● SELECTED EXCERPT:

▽

Site icon Tech Newsday

Evil Corp Transitions To Lockbit To Evade Sanctions

The Evil Corp cybercrime gang has now transitioned to deploying LockBit ransomware on their target networks in an effort to avoid sanctions imposed by the U.S. Treasury Department’s Office of Foreign Assets Control (OFAC).

Evil Corp, also known as INDRIK SPIDER or the Dridex gang, has been operating since 2007 and is notorious for spreading the Dridex malware and later on moving to the ransomware business.

In December 2019, the group was sanctioned in the U.S. for wrecking over $100 million in financial damages. It was then that the gang transitioned to installing its new WastedLocker ransomware beginning June 2020.

As threat analysts from Mandiant have earlier detected, the group is now trying to distance itself from known tooling to enable its victims to pay ransoms without the dangers involved in violating OFAC regulations.

An activity cluster detected and tracked by Mandiant as UNC2165 is now deploying ransomware as a LockBit affiliate. This cluster has been previously connected with Evil Corp.

This latest strategy of acting as a Ransomware as a Service (RaaS) operation affiliate would enable the group to utilize the time needed for ransomware development into expanding the group’s ransomware activities.

Other experts claim that the transition to other malicious tools gives Evil Corp enough free resources to come up with a new ransomware strain from scratch, thus making it more difficult for security researchers to follow and link the group’s past operations.

“We expect these actors as well as others who are sanctioned in the future to take steps such as these to obscure their identities in order to ensure that it is not a limiting factor to receiving payments from victims,” Mandiant said.

△

● PROVIDED DATA:

▽

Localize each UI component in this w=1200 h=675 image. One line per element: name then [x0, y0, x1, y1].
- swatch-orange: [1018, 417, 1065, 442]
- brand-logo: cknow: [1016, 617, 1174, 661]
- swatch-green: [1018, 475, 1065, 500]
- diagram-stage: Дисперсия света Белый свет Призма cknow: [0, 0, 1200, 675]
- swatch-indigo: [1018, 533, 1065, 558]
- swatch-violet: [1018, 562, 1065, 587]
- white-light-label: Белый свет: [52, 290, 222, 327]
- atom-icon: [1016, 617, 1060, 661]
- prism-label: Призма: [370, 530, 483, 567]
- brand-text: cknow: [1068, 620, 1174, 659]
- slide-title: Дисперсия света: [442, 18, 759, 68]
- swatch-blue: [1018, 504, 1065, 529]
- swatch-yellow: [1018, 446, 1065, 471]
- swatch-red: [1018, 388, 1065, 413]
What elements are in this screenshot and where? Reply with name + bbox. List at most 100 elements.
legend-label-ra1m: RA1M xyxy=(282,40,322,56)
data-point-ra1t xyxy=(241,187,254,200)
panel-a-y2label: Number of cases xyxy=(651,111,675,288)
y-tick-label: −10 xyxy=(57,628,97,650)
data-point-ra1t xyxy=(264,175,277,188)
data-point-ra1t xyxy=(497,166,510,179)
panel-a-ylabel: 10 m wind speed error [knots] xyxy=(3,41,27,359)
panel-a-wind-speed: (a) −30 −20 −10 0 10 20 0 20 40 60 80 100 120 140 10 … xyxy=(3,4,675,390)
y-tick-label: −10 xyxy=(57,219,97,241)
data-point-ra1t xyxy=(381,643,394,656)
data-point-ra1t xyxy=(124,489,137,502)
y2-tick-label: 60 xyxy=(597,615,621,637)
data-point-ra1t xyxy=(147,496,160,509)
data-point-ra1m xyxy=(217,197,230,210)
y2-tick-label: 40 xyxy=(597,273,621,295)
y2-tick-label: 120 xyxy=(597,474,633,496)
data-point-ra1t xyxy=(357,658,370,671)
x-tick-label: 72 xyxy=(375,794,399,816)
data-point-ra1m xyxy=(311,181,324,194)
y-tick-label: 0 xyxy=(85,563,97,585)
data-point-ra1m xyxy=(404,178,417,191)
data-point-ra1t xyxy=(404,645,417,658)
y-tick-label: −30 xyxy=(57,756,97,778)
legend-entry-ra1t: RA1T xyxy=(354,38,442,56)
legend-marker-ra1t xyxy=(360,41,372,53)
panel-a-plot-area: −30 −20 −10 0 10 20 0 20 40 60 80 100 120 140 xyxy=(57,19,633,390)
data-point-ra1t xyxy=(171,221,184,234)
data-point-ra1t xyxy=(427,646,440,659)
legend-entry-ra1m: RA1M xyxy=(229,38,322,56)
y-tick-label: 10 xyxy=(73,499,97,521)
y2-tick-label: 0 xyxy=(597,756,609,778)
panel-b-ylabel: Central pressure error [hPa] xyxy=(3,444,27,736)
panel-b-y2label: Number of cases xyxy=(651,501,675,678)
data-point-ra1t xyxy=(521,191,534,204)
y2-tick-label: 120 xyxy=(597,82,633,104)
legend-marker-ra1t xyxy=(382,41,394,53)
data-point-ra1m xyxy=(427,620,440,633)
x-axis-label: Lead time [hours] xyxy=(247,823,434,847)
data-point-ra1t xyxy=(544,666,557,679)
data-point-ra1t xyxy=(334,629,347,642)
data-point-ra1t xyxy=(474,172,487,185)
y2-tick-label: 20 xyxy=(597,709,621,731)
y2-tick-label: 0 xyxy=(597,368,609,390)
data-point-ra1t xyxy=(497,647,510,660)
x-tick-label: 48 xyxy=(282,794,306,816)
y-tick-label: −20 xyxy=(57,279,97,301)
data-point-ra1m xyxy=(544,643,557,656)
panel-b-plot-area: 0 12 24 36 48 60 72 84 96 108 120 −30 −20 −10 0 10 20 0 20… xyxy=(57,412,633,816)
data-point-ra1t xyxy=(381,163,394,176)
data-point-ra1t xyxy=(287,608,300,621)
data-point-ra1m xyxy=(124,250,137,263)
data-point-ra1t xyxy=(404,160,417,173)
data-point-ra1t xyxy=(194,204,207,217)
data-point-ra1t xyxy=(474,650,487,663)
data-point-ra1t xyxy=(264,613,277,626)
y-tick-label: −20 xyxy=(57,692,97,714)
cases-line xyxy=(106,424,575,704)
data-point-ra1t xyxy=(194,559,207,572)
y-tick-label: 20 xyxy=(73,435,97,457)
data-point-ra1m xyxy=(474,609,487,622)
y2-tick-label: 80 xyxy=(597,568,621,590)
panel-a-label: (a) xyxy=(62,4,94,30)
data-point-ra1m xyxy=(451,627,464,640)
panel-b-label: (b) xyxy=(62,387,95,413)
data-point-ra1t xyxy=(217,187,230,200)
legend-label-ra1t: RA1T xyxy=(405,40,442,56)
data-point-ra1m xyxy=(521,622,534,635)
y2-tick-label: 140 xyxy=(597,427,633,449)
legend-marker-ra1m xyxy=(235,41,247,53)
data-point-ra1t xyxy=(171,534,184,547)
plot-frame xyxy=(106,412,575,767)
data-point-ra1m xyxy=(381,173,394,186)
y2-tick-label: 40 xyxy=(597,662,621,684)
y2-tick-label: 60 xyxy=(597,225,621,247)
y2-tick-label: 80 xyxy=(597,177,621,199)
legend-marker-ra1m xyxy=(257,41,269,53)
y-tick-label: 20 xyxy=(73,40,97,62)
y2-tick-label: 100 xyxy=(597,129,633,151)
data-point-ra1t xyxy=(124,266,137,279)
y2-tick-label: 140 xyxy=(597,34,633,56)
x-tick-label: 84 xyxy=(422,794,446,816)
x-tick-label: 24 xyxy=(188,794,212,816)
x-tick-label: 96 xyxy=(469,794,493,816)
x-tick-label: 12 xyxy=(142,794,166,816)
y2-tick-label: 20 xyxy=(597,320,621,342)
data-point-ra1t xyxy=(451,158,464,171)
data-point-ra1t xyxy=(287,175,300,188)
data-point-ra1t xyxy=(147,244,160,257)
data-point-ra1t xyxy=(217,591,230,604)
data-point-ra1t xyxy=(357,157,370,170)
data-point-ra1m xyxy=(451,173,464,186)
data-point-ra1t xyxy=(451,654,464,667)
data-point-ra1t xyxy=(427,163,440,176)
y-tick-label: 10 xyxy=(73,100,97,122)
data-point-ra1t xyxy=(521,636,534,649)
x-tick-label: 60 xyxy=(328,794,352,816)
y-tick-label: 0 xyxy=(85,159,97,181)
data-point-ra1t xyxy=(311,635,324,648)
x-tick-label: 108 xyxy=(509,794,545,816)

△

● WORK TASK:
Retype the part of the Evil Corp article between "This latest strategy" and "group’s ransomware activities.", inclusive, with no changes.

● YOUR RESPONSE:
This latest strategy of acting as a Ransomware as a Service (RaaS) operation affiliate would enable the group to utilize the time needed for ransomware development into expanding the group’s ransomware activities.